Given problem. Pull out each line of the data that includes the word "الرجل".

Supplied data.
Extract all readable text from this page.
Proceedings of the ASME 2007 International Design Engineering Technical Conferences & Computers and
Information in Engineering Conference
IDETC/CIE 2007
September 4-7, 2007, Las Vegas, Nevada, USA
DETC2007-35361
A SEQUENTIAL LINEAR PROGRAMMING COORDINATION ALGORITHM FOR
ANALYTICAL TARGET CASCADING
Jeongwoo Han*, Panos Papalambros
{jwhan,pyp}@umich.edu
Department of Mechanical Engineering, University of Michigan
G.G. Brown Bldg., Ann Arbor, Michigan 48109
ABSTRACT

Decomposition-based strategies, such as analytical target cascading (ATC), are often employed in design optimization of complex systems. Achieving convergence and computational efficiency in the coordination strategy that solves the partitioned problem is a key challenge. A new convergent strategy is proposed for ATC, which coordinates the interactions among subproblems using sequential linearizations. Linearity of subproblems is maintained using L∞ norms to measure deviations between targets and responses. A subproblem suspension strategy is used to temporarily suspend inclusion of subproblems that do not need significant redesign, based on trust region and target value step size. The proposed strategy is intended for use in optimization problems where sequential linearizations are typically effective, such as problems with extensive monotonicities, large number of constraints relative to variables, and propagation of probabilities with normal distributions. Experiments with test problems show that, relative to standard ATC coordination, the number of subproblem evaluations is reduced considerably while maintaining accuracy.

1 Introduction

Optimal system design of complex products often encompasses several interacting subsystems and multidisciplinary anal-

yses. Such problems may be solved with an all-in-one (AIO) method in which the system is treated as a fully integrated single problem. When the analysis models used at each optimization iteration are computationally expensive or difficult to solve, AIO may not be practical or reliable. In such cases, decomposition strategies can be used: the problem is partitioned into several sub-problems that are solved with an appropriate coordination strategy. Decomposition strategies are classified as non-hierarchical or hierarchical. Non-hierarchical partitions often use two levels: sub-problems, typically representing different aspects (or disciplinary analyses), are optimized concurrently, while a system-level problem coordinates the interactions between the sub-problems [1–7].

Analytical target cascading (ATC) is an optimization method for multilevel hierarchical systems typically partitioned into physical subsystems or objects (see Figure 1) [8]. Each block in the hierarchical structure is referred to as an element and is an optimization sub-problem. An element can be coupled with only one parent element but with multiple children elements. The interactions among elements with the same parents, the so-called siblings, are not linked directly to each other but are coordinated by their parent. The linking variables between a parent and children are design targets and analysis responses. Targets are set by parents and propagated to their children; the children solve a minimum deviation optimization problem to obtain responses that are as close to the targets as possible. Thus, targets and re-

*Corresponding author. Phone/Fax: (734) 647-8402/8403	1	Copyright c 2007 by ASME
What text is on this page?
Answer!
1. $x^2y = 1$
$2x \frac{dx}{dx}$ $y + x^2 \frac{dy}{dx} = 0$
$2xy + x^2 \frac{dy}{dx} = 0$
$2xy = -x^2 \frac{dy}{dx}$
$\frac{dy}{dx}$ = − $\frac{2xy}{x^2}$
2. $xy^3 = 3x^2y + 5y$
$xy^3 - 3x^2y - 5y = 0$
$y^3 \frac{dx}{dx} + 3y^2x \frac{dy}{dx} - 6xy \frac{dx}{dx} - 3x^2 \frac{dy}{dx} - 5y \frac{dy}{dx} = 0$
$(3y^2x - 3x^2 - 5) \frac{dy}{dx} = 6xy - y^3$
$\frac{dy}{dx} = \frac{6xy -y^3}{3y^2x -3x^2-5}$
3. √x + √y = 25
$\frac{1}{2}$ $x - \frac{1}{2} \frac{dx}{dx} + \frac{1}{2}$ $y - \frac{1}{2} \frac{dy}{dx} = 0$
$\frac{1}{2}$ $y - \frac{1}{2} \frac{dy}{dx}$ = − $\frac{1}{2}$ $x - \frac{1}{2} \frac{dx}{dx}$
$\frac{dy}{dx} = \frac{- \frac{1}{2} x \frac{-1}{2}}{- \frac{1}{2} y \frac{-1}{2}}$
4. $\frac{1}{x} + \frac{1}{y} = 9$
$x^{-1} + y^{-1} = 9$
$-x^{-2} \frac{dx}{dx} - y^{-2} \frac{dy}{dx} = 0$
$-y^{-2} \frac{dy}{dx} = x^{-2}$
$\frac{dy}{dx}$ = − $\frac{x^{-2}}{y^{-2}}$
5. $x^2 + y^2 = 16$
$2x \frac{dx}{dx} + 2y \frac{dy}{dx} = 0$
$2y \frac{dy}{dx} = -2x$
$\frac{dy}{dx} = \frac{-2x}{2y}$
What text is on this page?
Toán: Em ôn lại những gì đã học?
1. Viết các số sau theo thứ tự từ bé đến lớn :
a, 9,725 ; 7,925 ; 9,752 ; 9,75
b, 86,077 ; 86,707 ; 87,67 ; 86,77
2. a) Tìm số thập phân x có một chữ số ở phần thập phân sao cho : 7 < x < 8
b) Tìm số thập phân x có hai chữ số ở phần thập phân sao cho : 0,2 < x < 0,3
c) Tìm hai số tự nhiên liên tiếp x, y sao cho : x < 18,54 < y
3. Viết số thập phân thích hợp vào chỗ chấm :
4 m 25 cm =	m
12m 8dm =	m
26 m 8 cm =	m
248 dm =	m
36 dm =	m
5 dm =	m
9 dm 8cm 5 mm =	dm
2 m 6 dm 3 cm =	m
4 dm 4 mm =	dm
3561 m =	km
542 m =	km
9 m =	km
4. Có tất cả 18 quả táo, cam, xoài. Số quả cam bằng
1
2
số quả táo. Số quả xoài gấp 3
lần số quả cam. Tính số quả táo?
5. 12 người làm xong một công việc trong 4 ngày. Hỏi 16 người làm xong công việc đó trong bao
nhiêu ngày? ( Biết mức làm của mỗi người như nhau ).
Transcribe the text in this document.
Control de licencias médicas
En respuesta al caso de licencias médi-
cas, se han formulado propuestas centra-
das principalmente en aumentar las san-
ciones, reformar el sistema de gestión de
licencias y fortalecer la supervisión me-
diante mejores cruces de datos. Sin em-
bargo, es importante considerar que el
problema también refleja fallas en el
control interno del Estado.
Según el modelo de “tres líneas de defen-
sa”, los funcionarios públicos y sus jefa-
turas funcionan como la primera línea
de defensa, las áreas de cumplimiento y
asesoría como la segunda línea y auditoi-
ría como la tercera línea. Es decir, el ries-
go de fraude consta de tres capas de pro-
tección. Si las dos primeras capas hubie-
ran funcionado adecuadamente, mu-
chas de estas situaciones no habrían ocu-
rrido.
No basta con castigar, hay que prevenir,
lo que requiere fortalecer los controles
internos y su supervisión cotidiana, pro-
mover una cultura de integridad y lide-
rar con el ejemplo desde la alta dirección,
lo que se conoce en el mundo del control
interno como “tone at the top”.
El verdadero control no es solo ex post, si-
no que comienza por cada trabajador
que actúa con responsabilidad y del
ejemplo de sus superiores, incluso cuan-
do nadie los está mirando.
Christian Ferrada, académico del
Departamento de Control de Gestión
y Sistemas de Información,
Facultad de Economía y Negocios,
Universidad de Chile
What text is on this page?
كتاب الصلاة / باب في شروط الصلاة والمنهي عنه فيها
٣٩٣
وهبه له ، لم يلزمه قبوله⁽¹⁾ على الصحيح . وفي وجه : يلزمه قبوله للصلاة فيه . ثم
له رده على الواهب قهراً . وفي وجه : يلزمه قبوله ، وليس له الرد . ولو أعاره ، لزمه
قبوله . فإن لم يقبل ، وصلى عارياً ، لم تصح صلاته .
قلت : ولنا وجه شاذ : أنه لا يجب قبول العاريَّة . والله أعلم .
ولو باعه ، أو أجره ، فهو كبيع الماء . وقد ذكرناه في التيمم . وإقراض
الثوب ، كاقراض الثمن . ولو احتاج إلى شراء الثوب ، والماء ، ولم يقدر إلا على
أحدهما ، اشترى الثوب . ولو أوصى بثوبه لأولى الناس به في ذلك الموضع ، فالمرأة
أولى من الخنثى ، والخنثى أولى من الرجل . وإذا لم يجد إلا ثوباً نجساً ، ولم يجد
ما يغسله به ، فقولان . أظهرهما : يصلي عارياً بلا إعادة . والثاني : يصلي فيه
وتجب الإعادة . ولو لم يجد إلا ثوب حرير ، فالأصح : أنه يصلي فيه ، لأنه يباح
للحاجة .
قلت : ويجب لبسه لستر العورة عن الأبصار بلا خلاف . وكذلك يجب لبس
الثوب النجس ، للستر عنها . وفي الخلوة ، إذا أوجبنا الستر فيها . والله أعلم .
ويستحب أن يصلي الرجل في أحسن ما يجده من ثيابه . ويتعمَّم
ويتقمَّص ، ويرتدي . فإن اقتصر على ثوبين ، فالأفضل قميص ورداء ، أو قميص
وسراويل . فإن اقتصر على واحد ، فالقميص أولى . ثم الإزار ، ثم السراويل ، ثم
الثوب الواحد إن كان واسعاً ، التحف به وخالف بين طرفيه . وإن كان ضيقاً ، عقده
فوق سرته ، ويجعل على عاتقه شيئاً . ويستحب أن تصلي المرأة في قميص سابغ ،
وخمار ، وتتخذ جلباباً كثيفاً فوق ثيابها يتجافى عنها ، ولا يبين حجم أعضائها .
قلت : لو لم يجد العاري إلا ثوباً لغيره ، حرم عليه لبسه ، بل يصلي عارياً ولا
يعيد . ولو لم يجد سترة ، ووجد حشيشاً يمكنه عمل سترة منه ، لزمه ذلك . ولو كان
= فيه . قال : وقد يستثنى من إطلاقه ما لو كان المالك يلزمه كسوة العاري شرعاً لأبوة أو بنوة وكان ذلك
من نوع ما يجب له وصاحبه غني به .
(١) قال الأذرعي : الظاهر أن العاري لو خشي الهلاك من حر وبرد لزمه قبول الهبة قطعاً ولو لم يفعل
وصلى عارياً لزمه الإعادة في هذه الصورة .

Full solution.
أولى من الخنثى ، والخنثى أولى من الرجل . وإذا لم يجد إلا ثوباً نجساً ، ولم يجد
ويستحب أن يصلي الرجل في أحسن ما يجده من ثيابه . ويتعمَّم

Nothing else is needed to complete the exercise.